## DO THIS:
Scan the data below for the string "xlabel". Show every line where it turns up.

## Rows from a dataset:
☆ ☆ ☆

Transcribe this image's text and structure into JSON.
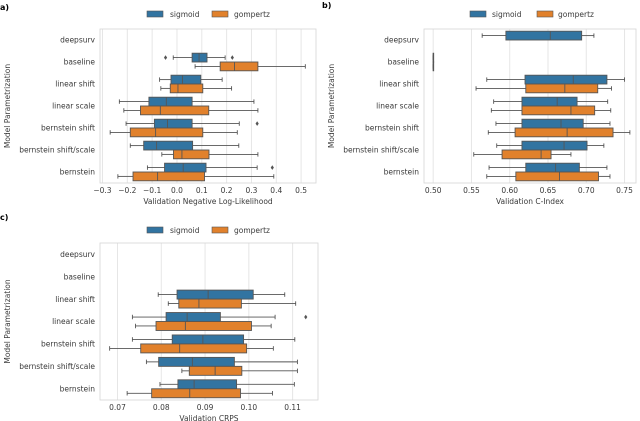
{
  "legend": {
    "items": [
      "sigmoid",
      "gompertz"
    ]
  },
  "colors": {
    "sigmoid": "#3274a1",
    "gompertz": "#e1812c",
    "edge": "#555555",
    "grid": "#e6e6e6",
    "frame": "#d5d5d5"
  },
  "chart_data": [
    {
      "type": "box",
      "panel_label": "a)",
      "xlabel": "Validation Negative Log-Likelihood",
      "ylabel": "Model Parametrization",
      "orientation": "horizontal",
      "grid": "vertical",
      "legend_position": "top",
      "xlim": [
        -0.31,
        0.56
      ],
      "xticks": [
        -0.3,
        -0.2,
        -0.1,
        0.0,
        0.1,
        0.2,
        0.3,
        0.4,
        0.5
      ],
      "xtick_labels": [
        "−0.3",
        "−0.2",
        "−0.1",
        "0.0",
        "0.1",
        "0.2",
        "0.3",
        "0.4",
        "0.5"
      ],
      "categories": [
        "deepsurv",
        "baseline",
        "linear shift",
        "linear scale",
        "bernstein shift",
        "bernstein shift/scale",
        "bernstein"
      ],
      "series": [
        {
          "name": "sigmoid",
          "boxes": [
            null,
            {
              "whislo": -0.015,
              "q1": 0.061,
              "med": 0.089,
              "q3": 0.121,
              "whishi": 0.194,
              "fliers": [
                -0.046,
                0.223
              ]
            },
            {
              "whislo": -0.07,
              "q1": -0.024,
              "med": 0.022,
              "q3": 0.096,
              "whishi": 0.182,
              "fliers": []
            },
            {
              "whislo": -0.232,
              "q1": -0.113,
              "med": -0.043,
              "q3": 0.061,
              "whishi": 0.31,
              "fliers": []
            },
            {
              "whislo": -0.205,
              "q1": -0.091,
              "med": -0.038,
              "q3": 0.061,
              "whishi": 0.251,
              "fliers": [
                0.323
              ]
            },
            {
              "whislo": -0.188,
              "q1": -0.134,
              "med": -0.082,
              "q3": 0.063,
              "whishi": 0.249,
              "fliers": []
            },
            {
              "whislo": -0.119,
              "q1": -0.05,
              "med": 0.025,
              "q3": 0.117,
              "whishi": 0.323,
              "fliers": [
                0.384
              ]
            }
          ]
        },
        {
          "name": "gompertz",
          "boxes": [
            null,
            {
              "whislo": 0.073,
              "q1": 0.174,
              "med": 0.232,
              "q3": 0.326,
              "whishi": 0.517,
              "fliers": []
            },
            {
              "whislo": -0.065,
              "q1": -0.027,
              "med": 0.004,
              "q3": 0.104,
              "whishi": 0.22,
              "fliers": []
            },
            {
              "whislo": -0.214,
              "q1": -0.147,
              "med": -0.067,
              "q3": 0.128,
              "whishi": 0.326,
              "fliers": []
            },
            {
              "whislo": -0.269,
              "q1": -0.188,
              "med": -0.086,
              "q3": 0.104,
              "whishi": 0.243,
              "fliers": []
            },
            {
              "whislo": -0.061,
              "q1": -0.014,
              "med": 0.02,
              "q3": 0.129,
              "whishi": 0.326,
              "fliers": []
            },
            {
              "whislo": -0.238,
              "q1": -0.177,
              "med": -0.078,
              "q3": 0.111,
              "whishi": 0.39,
              "fliers": []
            }
          ]
        }
      ]
    },
    {
      "type": "box",
      "panel_label": "b)",
      "xlabel": "Validation C-Index",
      "ylabel": "Model Parametrization",
      "orientation": "horizontal",
      "grid": "vertical",
      "legend_position": "top",
      "xlim": [
        0.488,
        0.765
      ],
      "xticks": [
        0.5,
        0.55,
        0.6,
        0.65,
        0.7,
        0.75
      ],
      "xtick_labels": [
        "0.50",
        "0.55",
        "0.60",
        "0.65",
        "0.70",
        "0.75"
      ],
      "categories": [
        "deepsurv",
        "baseline",
        "linear shift",
        "linear scale",
        "bernstein shift",
        "bernstein shift/scale",
        "bernstein"
      ],
      "series": [
        {
          "name": "sigmoid",
          "boxes": [
            {
              "whislo": 0.564,
              "q1": 0.595,
              "med": 0.653,
              "q3": 0.694,
              "whishi": 0.71,
              "fliers": []
            },
            {
              "whislo": 0.5,
              "q1": 0.5,
              "med": 0.5,
              "q3": 0.5,
              "whishi": 0.5,
              "fliers": []
            },
            {
              "whislo": 0.57,
              "q1": 0.62,
              "med": 0.683,
              "q3": 0.727,
              "whishi": 0.75,
              "fliers": []
            },
            {
              "whislo": 0.579,
              "q1": 0.616,
              "med": 0.662,
              "q3": 0.688,
              "whishi": 0.728,
              "fliers": []
            },
            {
              "whislo": 0.582,
              "q1": 0.616,
              "med": 0.667,
              "q3": 0.696,
              "whishi": 0.731,
              "fliers": []
            },
            {
              "whislo": 0.583,
              "q1": 0.616,
              "med": 0.671,
              "q3": 0.701,
              "whishi": 0.723,
              "fliers": []
            },
            {
              "whislo": 0.573,
              "q1": 0.621,
              "med": 0.66,
              "q3": 0.691,
              "whishi": 0.727,
              "fliers": []
            }
          ]
        },
        {
          "name": "gompertz",
          "boxes": [
            null,
            {
              "whislo": 0.5,
              "q1": 0.5,
              "med": 0.5,
              "q3": 0.5,
              "whishi": 0.5,
              "fliers": []
            },
            {
              "whislo": 0.556,
              "q1": 0.621,
              "med": 0.672,
              "q3": 0.715,
              "whishi": 0.733,
              "fliers": []
            },
            {
              "whislo": 0.576,
              "q1": 0.616,
              "med": 0.68,
              "q3": 0.711,
              "whishi": 0.732,
              "fliers": []
            },
            {
              "whislo": 0.572,
              "q1": 0.607,
              "med": 0.675,
              "q3": 0.735,
              "whishi": 0.757,
              "fliers": []
            },
            {
              "whislo": 0.553,
              "q1": 0.59,
              "med": 0.641,
              "q3": 0.654,
              "whishi": 0.68,
              "fliers": []
            },
            {
              "whislo": 0.57,
              "q1": 0.608,
              "med": 0.665,
              "q3": 0.716,
              "whishi": 0.731,
              "fliers": []
            }
          ]
        }
      ]
    },
    {
      "type": "box",
      "panel_label": "c)",
      "xlabel": "Validation CRPS",
      "ylabel": "Model Parametrization",
      "orientation": "horizontal",
      "grid": "vertical",
      "legend_position": "top",
      "xlim": [
        0.066,
        0.1158
      ],
      "xticks": [
        0.07,
        0.08,
        0.09,
        0.1,
        0.11
      ],
      "xtick_labels": [
        "0.07",
        "0.08",
        "0.09",
        "0.10",
        "0.11"
      ],
      "categories": [
        "deepsurv",
        "baseline",
        "linear shift",
        "linear scale",
        "bernstein shift",
        "bernstein shift/scale",
        "bernstein"
      ],
      "series": [
        {
          "name": "sigmoid",
          "boxes": [
            null,
            null,
            {
              "whislo": 0.0793,
              "q1": 0.0836,
              "med": 0.0907,
              "q3": 0.101,
              "whishi": 0.1082,
              "fliers": []
            },
            {
              "whislo": 0.0734,
              "q1": 0.0811,
              "med": 0.0859,
              "q3": 0.0935,
              "whishi": 0.106,
              "fliers": [
                0.113
              ]
            },
            {
              "whislo": 0.0734,
              "q1": 0.0825,
              "med": 0.0895,
              "q3": 0.0988,
              "whishi": 0.1105,
              "fliers": []
            },
            {
              "whislo": 0.0766,
              "q1": 0.0794,
              "med": 0.0871,
              "q3": 0.0967,
              "whishi": 0.1111,
              "fliers": []
            },
            {
              "whislo": 0.0797,
              "q1": 0.0838,
              "med": 0.0875,
              "q3": 0.0972,
              "whishi": 0.1104,
              "fliers": []
            }
          ]
        },
        {
          "name": "gompertz",
          "boxes": [
            null,
            null,
            {
              "whislo": 0.0816,
              "q1": 0.084,
              "med": 0.0886,
              "q3": 0.0983,
              "whishi": 0.1107,
              "fliers": []
            },
            {
              "whislo": 0.0741,
              "q1": 0.0788,
              "med": 0.0855,
              "q3": 0.1006,
              "whishi": 0.1051,
              "fliers": []
            },
            {
              "whislo": 0.0682,
              "q1": 0.0753,
              "med": 0.0842,
              "q3": 0.0995,
              "whishi": 0.1056,
              "fliers": []
            },
            {
              "whislo": 0.0847,
              "q1": 0.0864,
              "med": 0.0923,
              "q3": 0.0984,
              "whishi": 0.1111,
              "fliers": []
            },
            {
              "whislo": 0.0722,
              "q1": 0.0778,
              "med": 0.0865,
              "q3": 0.0981,
              "whishi": 0.1054,
              "fliers": []
            }
          ]
        }
      ]
    }
  ]
}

☆ ☆ ☆

## RESULT OF THIS TASK:
      "xlabel": "Validation Negative Log-Likelihood",
      "xlabel": "Validation C-Index",
      "xlabel": "Validation CRPS",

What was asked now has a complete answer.